• TASK TO CARRY OUT
Gather up every line that includes the string "Personen".

• DATASET RECORDS
▼▼▼
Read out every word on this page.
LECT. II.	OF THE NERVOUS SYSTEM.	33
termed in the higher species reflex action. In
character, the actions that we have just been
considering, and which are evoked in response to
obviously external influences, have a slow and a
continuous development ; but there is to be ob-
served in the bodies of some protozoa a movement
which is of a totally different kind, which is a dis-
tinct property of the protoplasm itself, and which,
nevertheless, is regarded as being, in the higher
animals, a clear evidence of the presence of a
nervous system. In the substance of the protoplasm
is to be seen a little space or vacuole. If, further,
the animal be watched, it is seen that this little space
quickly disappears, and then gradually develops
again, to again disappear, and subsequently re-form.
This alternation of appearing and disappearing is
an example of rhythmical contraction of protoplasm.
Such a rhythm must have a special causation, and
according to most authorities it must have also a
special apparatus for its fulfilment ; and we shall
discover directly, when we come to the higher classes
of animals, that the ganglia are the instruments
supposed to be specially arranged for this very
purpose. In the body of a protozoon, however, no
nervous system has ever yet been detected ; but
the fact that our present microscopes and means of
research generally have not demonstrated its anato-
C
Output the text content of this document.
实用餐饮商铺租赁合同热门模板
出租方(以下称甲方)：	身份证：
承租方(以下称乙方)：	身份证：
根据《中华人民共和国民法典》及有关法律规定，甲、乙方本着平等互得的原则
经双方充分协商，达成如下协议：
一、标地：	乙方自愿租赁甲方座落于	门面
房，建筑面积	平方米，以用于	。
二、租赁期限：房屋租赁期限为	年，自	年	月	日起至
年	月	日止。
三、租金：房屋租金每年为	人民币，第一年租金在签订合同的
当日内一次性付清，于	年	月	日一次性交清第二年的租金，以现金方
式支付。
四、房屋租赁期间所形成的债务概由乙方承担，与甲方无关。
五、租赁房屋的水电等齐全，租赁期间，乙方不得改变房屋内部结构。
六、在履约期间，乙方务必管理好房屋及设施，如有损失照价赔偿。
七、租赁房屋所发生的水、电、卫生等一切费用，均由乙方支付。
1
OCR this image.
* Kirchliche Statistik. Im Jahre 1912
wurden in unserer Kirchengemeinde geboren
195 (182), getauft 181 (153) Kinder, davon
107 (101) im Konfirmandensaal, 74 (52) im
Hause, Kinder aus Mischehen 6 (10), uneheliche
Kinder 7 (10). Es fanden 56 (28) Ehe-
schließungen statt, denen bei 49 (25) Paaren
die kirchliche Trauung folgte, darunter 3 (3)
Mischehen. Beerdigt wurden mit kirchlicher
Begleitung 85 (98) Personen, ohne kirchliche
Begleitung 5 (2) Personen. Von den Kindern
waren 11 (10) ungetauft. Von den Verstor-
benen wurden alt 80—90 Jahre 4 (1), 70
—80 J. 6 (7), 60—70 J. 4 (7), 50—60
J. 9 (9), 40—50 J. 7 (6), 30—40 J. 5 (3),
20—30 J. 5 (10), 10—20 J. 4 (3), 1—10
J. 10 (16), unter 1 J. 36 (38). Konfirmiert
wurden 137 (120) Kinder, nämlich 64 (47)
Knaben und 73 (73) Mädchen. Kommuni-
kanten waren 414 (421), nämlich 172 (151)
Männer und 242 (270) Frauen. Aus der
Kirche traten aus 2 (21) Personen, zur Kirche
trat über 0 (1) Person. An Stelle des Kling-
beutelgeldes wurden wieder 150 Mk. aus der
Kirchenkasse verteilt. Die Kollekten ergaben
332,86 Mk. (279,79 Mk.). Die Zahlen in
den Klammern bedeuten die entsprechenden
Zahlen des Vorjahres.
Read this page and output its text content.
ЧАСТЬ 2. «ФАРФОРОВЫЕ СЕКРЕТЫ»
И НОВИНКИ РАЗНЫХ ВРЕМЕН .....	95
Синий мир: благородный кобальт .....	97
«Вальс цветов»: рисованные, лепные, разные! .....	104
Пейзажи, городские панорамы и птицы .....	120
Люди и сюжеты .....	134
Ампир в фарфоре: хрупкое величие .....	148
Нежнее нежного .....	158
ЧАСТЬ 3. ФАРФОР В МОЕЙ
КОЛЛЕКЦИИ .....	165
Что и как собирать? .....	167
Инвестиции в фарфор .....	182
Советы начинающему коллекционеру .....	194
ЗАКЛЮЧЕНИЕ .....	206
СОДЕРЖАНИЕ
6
▲▲▲
• RESPONSE
Begleitung 85 (98) Personen, ohne kirchliche
Begleitung 5 (2) Personen. Von den Kindern
Kirche traten aus 2 (21) Personen, zur Kirche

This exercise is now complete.